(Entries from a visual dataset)
+-------+

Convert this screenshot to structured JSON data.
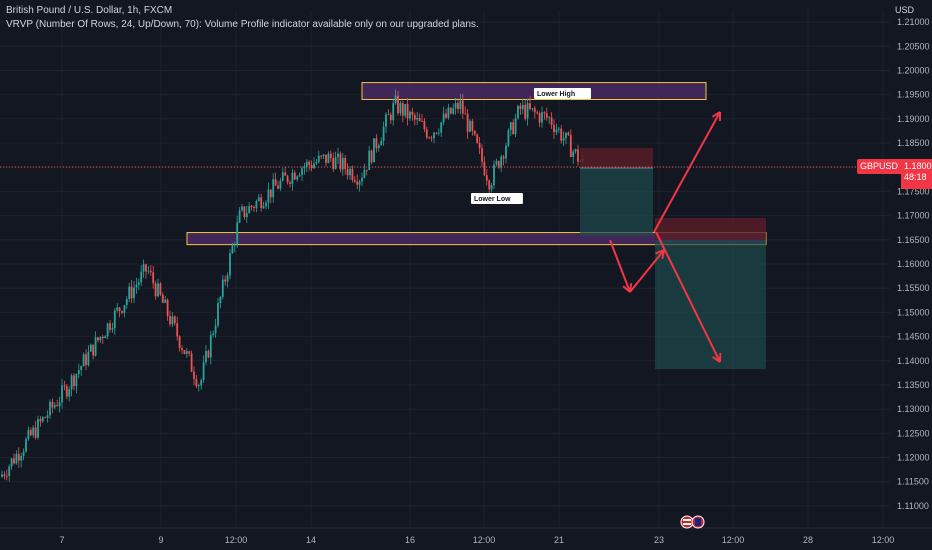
{
  "legend": {
    "symbol_line": "British Pound / U.S. Dollar, 1h, FXCM",
    "indicator_line": "VRVP (Number Of Rows, 24, Up/Down, 70): Volume Profile indicator available only on our upgraded plans."
  },
  "axis": {
    "currency": "USD",
    "y_ticks": [
      "1.21000",
      "1.20500",
      "1.20000",
      "1.19500",
      "1.19000",
      "1.18500",
      "1.18000",
      "1.17500",
      "1.17000",
      "1.16500",
      "1.16000",
      "1.15500",
      "1.15000",
      "1.14500",
      "1.14000",
      "1.13500",
      "1.13000",
      "1.12500",
      "1.12000",
      "1.11500",
      "1.11000"
    ],
    "x_ticks": [
      "7",
      "9",
      "12:00",
      "14",
      "16",
      "12:00",
      "21",
      "23",
      "12:00",
      "28",
      "12:00"
    ]
  },
  "price_label": {
    "symbol": "GBPUSD",
    "price": "1.18005",
    "countdown": "48:18"
  },
  "annotations": {
    "lower_high": "Lower High",
    "lower_low": "Lower Low"
  },
  "colors": {
    "background": "#131722",
    "up": "#26a69a",
    "down": "#ef5350",
    "zone_border": "#f5c542",
    "zone_fill": "#4a2a63",
    "arrow": "#f23645",
    "target_fill": "#1d4a4a",
    "stop_fill": "#5a1e28"
  },
  "chart_data": {
    "type": "candlestick",
    "title": "British Pound / U.S. Dollar, 1h, FXCM",
    "ylim": [
      1.1075,
      1.2125
    ],
    "approx_close_path": [
      {
        "date": "6",
        "close": 1.116
      },
      {
        "date": "7",
        "close": 1.133
      },
      {
        "date": "8",
        "close": 1.148
      },
      {
        "date": "9",
        "close": 1.159
      },
      {
        "date": "10",
        "close": 1.145
      },
      {
        "date": "10",
        "close": 1.135
      },
      {
        "date": "12",
        "close": 1.17
      },
      {
        "date": "13",
        "close": 1.18
      },
      {
        "date": "14",
        "close": 1.182
      },
      {
        "date": "15",
        "close": 1.178
      },
      {
        "date": "16",
        "close": 1.193
      },
      {
        "date": "17",
        "close": 1.187
      },
      {
        "date": "18",
        "close": 1.193
      },
      {
        "date": "19",
        "close": 1.177
      },
      {
        "date": "20",
        "close": 1.192
      },
      {
        "date": "21",
        "close": 1.19
      },
      {
        "date": "21",
        "close": 1.18
      }
    ],
    "zones": [
      {
        "name": "resistance",
        "low": 1.194,
        "high": 1.1975
      },
      {
        "name": "support",
        "low": 1.164,
        "high": 1.1665
      }
    ]
  }
}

+-------+

(TASK DESCRIPTION): Reproduce every entry word for word, but omit the pictures.

(RESPONSE BELOW):
Convert this screenshot to structured JSON data.
{
  "legend": {
    "symbol_line": "British Pound / U.S. Dollar, 1h, FXCM",
    "indicator_line": "VRVP (Number Of Rows, 24, Up/Down, 70): Volume Profile indicator available only on our upgraded plans."
  },
  "axis": {
    "currency": "USD",
    "y_ticks": [
      "1.21000",
      "1.20500",
      "1.20000",
      "1.19500",
      "1.19000",
      "1.18500",
      "1.18000",
      "1.17500",
      "1.17000",
      "1.16500",
      "1.16000",
      "1.15500",
      "1.15000",
      "1.14500",
      "1.14000",
      "1.13500",
      "1.13000",
      "1.12500",
      "1.12000",
      "1.11500",
      "1.11000"
    ],
    "x_ticks": [
      "7",
      "9",
      "12:00",
      "14",
      "16",
      "12:00",
      "21",
      "23",
      "12:00",
      "28",
      "12:00"
    ]
  },
  "price_label": {
    "symbol": "GBPUSD",
    "price": "1.18005",
    "countdown": "48:18"
  },
  "annotations": {
    "lower_high": "Lower High",
    "lower_low": "Lower Low"
  },
  "colors": {
    "background": "#131722",
    "up": "#26a69a",
    "down": "#ef5350",
    "zone_border": "#f5c542",
    "zone_fill": "#4a2a63",
    "arrow": "#f23645",
    "target_fill": "#1d4a4a",
    "stop_fill": "#5a1e28"
  },
  "chart_data": {
    "type": "candlestick",
    "title": "British Pound / U.S. Dollar, 1h, FXCM",
    "ylim": [
      1.1075,
      1.2125
    ],
    "approx_close_path": [
      {
        "date": "6",
        "close": 1.116
      },
      {
        "date": "7",
        "close": 1.133
      },
      {
        "date": "8",
        "close": 1.148
      },
      {
        "date": "9",
        "close": 1.159
      },
      {
        "date": "10",
        "close": 1.145
      },
      {
        "date": "10",
        "close": 1.135
      },
      {
        "date": "12",
        "close": 1.17
      },
      {
        "date": "13",
        "close": 1.18
      },
      {
        "date": "14",
        "close": 1.182
      },
      {
        "date": "15",
        "close": 1.178
      },
      {
        "date": "16",
        "close": 1.193
      },
      {
        "date": "17",
        "close": 1.187
      },
      {
        "date": "18",
        "close": 1.193
      },
      {
        "date": "19",
        "close": 1.177
      },
      {
        "date": "20",
        "close": 1.192
      },
      {
        "date": "21",
        "close": 1.19
      },
      {
        "date": "21",
        "close": 1.18
      }
    ],
    "zones": [
      {
        "name": "resistance",
        "low": 1.194,
        "high": 1.1975
      },
      {
        "name": "support",
        "low": 1.164,
        "high": 1.1665
      }
    ]
  }
}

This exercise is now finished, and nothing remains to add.